## DATA SUPPLIED:
+ + + +
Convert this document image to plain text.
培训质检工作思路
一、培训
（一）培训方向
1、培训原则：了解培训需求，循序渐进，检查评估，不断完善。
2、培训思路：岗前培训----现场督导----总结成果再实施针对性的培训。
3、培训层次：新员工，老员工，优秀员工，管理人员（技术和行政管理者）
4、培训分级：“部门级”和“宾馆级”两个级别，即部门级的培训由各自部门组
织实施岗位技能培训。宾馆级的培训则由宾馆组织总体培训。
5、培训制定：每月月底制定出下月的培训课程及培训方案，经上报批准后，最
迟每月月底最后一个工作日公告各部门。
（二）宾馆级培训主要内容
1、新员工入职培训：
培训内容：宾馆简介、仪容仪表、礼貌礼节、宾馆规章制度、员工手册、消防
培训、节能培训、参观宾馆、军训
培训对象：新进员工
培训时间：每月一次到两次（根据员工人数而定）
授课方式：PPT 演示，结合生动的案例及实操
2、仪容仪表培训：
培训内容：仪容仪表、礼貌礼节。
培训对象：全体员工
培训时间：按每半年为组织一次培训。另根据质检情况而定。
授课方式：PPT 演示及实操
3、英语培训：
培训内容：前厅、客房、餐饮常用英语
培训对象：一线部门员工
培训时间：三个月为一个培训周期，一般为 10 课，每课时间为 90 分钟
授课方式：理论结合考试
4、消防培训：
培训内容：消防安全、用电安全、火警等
+ + + +
## TASK STATEMENT:
Reproduce the data, keeping every line exactly the same.

## RIGHT ANSWER:
Convert this document image to plain text.
培训质检工作思路
一、培训
（一）培训方向
1、培训原则：了解培训需求，循序渐进，检查评估，不断完善。
2、培训思路：岗前培训----现场督导----总结成果再实施针对性的培训。
3、培训层次：新员工，老员工，优秀员工，管理人员（技术和行政管理者）
4、培训分级：“部门级”和“宾馆级”两个级别，即部门级的培训由各自部门组
织实施岗位技能培训。宾馆级的培训则由宾馆组织总体培训。
5、培训制定：每月月底制定出下月的培训课程及培训方案，经上报批准后，最
迟每月月底最后一个工作日公告各部门。
（二）宾馆级培训主要内容
1、新员工入职培训：
培训内容：宾馆简介、仪容仪表、礼貌礼节、宾馆规章制度、员工手册、消防
培训、节能培训、参观宾馆、军训
培训对象：新进员工
培训时间：每月一次到两次（根据员工人数而定）
授课方式：PPT 演示，结合生动的案例及实操
2、仪容仪表培训：
培训内容：仪容仪表、礼貌礼节。
培训对象：全体员工
培训时间：按每半年为组织一次培训。另根据质检情况而定。
授课方式：PPT 演示及实操
3、英语培训：
培训内容：前厅、客房、餐饮常用英语
培训对象：一线部门员工
培训时间：三个月为一个培训周期，一般为 10 课，每课时间为 90 分钟
授课方式：理论结合考试
4、消防培训：
培训内容：消防安全、用电安全、火警等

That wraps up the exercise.